(What you are asked to do): Take the entries below and reproduce them word for word.

------------------------------------------------------------

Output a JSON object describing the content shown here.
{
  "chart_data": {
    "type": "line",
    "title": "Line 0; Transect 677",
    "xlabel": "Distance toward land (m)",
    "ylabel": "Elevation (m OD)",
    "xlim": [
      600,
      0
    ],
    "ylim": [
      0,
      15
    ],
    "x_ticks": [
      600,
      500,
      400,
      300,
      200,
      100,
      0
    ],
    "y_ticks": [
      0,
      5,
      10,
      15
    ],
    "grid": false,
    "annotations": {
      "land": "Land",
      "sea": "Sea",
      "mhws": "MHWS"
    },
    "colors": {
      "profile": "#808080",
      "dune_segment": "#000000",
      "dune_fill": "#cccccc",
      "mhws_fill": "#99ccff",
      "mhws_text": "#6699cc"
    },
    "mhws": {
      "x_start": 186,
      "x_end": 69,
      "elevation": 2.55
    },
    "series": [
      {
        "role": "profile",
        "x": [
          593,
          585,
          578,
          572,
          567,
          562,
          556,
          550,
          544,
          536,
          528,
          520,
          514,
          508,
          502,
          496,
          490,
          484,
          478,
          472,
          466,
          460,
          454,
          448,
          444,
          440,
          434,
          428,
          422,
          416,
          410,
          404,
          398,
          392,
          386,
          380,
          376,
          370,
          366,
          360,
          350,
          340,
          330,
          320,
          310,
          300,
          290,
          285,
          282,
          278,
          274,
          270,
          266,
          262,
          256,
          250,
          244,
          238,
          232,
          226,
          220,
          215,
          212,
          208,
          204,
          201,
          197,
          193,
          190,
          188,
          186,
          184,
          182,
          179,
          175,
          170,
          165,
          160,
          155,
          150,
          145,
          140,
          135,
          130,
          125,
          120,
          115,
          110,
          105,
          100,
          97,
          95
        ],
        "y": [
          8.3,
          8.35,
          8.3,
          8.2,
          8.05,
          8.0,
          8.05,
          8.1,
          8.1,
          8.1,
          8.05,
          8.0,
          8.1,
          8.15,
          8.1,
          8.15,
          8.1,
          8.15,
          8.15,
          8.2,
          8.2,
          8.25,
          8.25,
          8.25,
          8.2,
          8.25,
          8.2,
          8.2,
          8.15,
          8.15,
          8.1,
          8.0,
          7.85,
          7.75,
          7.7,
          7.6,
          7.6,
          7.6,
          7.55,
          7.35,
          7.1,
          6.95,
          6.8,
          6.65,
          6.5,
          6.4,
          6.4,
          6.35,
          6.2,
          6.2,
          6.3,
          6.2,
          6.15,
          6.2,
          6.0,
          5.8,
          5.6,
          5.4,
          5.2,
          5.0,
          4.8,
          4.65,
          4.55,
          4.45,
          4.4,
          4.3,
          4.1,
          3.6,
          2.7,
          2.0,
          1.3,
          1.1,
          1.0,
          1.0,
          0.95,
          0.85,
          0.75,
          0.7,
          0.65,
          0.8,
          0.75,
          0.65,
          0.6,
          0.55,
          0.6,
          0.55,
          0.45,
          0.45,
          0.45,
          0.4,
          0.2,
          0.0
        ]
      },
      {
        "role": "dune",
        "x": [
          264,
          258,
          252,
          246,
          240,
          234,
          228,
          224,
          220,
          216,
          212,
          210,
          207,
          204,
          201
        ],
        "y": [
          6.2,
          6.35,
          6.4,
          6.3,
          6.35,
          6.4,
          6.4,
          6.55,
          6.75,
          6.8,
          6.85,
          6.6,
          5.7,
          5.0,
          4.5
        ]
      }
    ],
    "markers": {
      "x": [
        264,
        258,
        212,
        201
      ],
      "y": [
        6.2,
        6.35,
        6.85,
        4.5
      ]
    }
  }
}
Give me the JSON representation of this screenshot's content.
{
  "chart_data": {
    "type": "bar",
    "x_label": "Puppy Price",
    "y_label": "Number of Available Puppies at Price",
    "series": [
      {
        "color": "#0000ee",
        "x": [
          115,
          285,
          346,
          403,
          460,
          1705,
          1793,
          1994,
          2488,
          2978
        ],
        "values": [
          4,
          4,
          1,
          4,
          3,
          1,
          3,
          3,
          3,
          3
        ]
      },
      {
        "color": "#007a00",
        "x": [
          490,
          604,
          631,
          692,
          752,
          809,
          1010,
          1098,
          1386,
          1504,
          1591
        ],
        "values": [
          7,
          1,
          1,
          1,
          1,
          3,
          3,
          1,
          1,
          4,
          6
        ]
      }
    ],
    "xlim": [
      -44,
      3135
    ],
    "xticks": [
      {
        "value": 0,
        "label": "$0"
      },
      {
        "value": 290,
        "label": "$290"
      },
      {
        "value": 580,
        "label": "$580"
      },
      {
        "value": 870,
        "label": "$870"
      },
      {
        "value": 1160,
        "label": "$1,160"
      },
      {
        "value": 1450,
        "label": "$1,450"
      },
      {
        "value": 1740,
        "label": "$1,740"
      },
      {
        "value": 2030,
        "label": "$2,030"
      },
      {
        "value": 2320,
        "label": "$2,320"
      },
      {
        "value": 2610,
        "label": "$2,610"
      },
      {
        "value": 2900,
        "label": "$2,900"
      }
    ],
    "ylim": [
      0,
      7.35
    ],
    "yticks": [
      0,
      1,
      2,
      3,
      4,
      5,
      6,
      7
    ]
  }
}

------------------------------------------------------------

(Solution for this problem):
Output a JSON object describing the content shown here.
{
  "chart_data": {
    "type": "line",
    "title": "Line 0; Transect 677",
    "xlabel": "Distance toward land (m)",
    "ylabel": "Elevation (m OD)",
    "xlim": [
      600,
      0
    ],
    "ylim": [
      0,
      15
    ],
    "x_ticks": [
      600,
      500,
      400,
      300,
      200,
      100,
      0
    ],
    "y_ticks": [
      0,
      5,
      10,
      15
    ],
    "grid": false,
    "annotations": {
      "land": "Land",
      "sea": "Sea",
      "mhws": "MHWS"
    },
    "colors": {
      "profile": "#808080",
      "dune_segment": "#000000",
      "dune_fill": "#cccccc",
      "mhws_fill": "#99ccff",
      "mhws_text": "#6699cc"
    },
    "mhws": {
      "x_start": 186,
      "x_end": 69,
      "elevation": 2.55
    },
    "series": [
      {
        "role": "profile",
        "x": [
          593,
          585,
          578,
          572,
          567,
          562,
          556,
          550,
          544,
          536,
          528,
          520,
          514,
          508,
          502,
          496,
          490,
          484,
          478,
          472,
          466,
          460,
          454,
          448,
          444,
          440,
          434,
          428,
          422,
          416,
          410,
          404,
          398,
          392,
          386,
          380,
          376,
          370,
          366,
          360,
          350,
          340,
          330,
          320,
          310,
          300,
          290,
          285,
          282,
          278,
          274,
          270,
          266,
          262,
          256,
          250,
          244,
          238,
          232,
          226,
          220,
          215,
          212,
          208,
          204,
          201,
          197,
          193,
          190,
          188,
          186,
          184,
          182,
          179,
          175,
          170,
          165,
          160,
          155,
          150,
          145,
          140,
          135,
          130,
          125,
          120,
          115,
          110,
          105,
          100,
          97,
          95
        ],
        "y": [
          8.3,
          8.35,
          8.3,
          8.2,
          8.05,
          8.0,
          8.05,
          8.1,
          8.1,
          8.1,
          8.05,
          8.0,
          8.1,
          8.15,
          8.1,
          8.15,
          8.1,
          8.15,
          8.15,
          8.2,
          8.2,
          8.25,
          8.25,
          8.25,
          8.2,
          8.25,
          8.2,
          8.2,
          8.15,
          8.15,
          8.1,
          8.0,
          7.85,
          7.75,
          7.7,
          7.6,
          7.6,
          7.6,
          7.55,
          7.35,
          7.1,
          6.95,
          6.8,
          6.65,
          6.5,
          6.4,
          6.4,
          6.35,
          6.2,
          6.2,
          6.3,
          6.2,
          6.15,
          6.2,
          6.0,
          5.8,
          5.6,
          5.4,
          5.2,
          5.0,
          4.8,
          4.65,
          4.55,
          4.45,
          4.4,
          4.3,
          4.1,
          3.6,
          2.7,
          2.0,
          1.3,
          1.1,
          1.0,
          1.0,
          0.95,
          0.85,
          0.75,
          0.7,
          0.65,
          0.8,
          0.75,
          0.65,
          0.6,
          0.55,
          0.6,
          0.55,
          0.45,
          0.45,
          0.45,
          0.4,
          0.2,
          0.0
        ]
      },
      {
        "role": "dune",
        "x": [
          264,
          258,
          252,
          246,
          240,
          234,
          228,
          224,
          220,
          216,
          212,
          210,
          207,
          204,
          201
        ],
        "y": [
          6.2,
          6.35,
          6.4,
          6.3,
          6.35,
          6.4,
          6.4,
          6.55,
          6.75,
          6.8,
          6.85,
          6.6,
          5.7,
          5.0,
          4.5
        ]
      }
    ],
    "markers": {
      "x": [
        264,
        258,
        212,
        201
      ],
      "y": [
        6.2,
        6.35,
        6.85,
        4.5
      ]
    }
  }
}
Give me the JSON representation of this screenshot's content.
{
  "chart_data": {
    "type": "bar",
    "x_label": "Puppy Price",
    "y_label": "Number of Available Puppies at Price",
    "series": [
      {
        "color": "#0000ee",
        "x": [
          115,
          285,
          346,
          403,
          460,
          1705,
          1793,
          1994,
          2488,
          2978
        ],
        "values": [
          4,
          4,
          1,
          4,
          3,
          1,
          3,
          3,
          3,
          3
        ]
      },
      {
        "color": "#007a00",
        "x": [
          490,
          604,
          631,
          692,
          752,
          809,
          1010,
          1098,
          1386,
          1504,
          1591
        ],
        "values": [
          7,
          1,
          1,
          1,
          1,
          3,
          3,
          1,
          1,
          4,
          6
        ]
      }
    ],
    "xlim": [
      -44,
      3135
    ],
    "xticks": [
      {
        "value": 0,
        "label": "$0"
      },
      {
        "value": 290,
        "label": "$290"
      },
      {
        "value": 580,
        "label": "$580"
      },
      {
        "value": 870,
        "label": "$870"
      },
      {
        "value": 1160,
        "label": "$1,160"
      },
      {
        "value": 1450,
        "label": "$1,450"
      },
      {
        "value": 1740,
        "label": "$1,740"
      },
      {
        "value": 2030,
        "label": "$2,030"
      },
      {
        "value": 2320,
        "label": "$2,320"
      },
      {
        "value": 2610,
        "label": "$2,610"
      },
      {
        "value": 2900,
        "label": "$2,900"
      }
    ],
    "ylim": [
      0,
      7.35
    ],
    "yticks": [
      0,
      1,
      2,
      3,
      4,
      5,
      6,
      7
    ]
  }
}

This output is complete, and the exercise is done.